• [EXERCISES TO COMPLETE]:
a) List every numerical value that the text on choosing a slide scanner gives for resolution or density range.
b) Translate this sentence from the slide-scanner text into German: "The ability of the scanner to hold information in both the shadows and highlights is measured by its density range."
c) Carry the text on choosing a slide scanner forward, starting after its final sentence.

There is a wide choice of scanners that can digitise your slides, from expensive and professional drum scanners to cheap consumer flat bed units. Here we provide an overview - more detailed information is available in JISC Digital Media’s advice document on Scanners.
When you choose your scanner, you should ensure that it is able to provide a high enough resolution to create the size of image that you intend to use. If these images are intended just for monitor use then this might be no more than about 1200 spi. However, for creating print-quality images, a resolution of up to 2800 spi could be useful. The ability of the scanner to hold information in both the shadows and highlights is measured by its density range. For the very best of scanners this might be as high as 3.8 and for our use we should hopefully be looking at devices with a density range of at least 3.2 - 3.4.

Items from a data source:
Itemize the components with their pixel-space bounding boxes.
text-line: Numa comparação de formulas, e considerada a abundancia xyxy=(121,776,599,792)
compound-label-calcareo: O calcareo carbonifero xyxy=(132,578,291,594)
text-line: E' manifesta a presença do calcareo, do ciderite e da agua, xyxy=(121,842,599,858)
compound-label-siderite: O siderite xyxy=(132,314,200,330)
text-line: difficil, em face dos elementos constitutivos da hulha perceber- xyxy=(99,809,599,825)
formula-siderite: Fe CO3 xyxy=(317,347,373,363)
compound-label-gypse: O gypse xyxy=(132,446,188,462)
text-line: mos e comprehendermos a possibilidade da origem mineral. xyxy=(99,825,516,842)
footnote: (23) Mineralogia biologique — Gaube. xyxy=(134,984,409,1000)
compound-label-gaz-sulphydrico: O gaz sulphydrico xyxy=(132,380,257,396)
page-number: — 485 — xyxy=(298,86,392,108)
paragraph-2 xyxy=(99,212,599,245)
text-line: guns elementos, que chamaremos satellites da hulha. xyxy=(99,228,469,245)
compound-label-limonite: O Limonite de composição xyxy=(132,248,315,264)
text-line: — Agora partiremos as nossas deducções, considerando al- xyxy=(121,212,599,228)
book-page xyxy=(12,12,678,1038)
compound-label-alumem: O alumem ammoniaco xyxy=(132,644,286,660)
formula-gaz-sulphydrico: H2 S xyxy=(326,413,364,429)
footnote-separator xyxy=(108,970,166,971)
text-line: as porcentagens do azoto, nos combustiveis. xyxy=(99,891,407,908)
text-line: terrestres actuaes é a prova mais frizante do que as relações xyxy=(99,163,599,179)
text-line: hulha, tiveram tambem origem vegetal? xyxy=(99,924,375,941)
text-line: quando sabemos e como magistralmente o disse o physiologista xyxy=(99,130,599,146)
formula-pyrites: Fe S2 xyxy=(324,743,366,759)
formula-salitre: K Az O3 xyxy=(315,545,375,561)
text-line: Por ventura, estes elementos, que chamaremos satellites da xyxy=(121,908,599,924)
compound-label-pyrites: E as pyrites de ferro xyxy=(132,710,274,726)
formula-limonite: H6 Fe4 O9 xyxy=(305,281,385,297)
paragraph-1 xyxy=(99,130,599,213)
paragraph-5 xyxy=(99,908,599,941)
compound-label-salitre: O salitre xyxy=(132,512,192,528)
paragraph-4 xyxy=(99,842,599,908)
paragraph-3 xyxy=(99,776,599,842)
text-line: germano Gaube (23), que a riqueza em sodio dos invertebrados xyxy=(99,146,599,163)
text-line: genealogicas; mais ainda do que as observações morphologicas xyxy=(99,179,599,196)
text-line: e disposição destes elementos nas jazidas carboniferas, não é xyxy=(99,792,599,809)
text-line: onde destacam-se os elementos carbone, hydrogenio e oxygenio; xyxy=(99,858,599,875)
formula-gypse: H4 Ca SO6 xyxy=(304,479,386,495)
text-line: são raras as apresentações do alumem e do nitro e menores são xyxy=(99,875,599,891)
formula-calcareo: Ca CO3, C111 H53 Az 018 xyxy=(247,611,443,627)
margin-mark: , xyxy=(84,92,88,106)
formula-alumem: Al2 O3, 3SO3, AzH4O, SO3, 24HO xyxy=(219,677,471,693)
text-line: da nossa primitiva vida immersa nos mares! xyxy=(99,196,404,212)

• [ANSWERS TO THE PROBLEMS]:
a)
1200 spi
2800 spi
3.8
3.2
3.4

b) Die Fähigkeit des Scanners, Informationen sowohl in den Schatten als auch in den Lichtern zu erhalten, wird anhand seines Dichteumfangs gemessen.

c)
Some film scanners offer multiple pass scanning which rescans the same image a number of times to capture more detail and less noise in the darkest areas of the image, this will add considerably to the time needed for each scan. Dust, scratches and surface defects are a common problems and some of the better film scanners offer software solutions, which can identify and remove marks without altering original detail. Better quality scanners also offer the ability to scan and store images with an increased amount of colours (larger colour depth). This extra data is useful within the capture process and may be stored within your master archive file. Not all applications however currently support bit depths greater than 24-bit colour.
Flatbed scanners are designed to scan flat artwork and when fitted with a transparency adapter (or hood) can be used to scan slides. The range in cost of these units is vast and their quality ranges from completely professional to barely adequate for simple Web use.
Film scanners are designed purely for the purpose of scanning transparencies and negatives at high resolutions. Again quality tends to vary with cost but in general they are more expensive than the cheaper flatbeds and capable of giving higher quality results than all but the most professional flatbed scanners. Some scanners accept accessories such as uncut film holders and bulk slide feeders: while these devices will not speed up the scanning process they do free up staff for other less repetitive tasks.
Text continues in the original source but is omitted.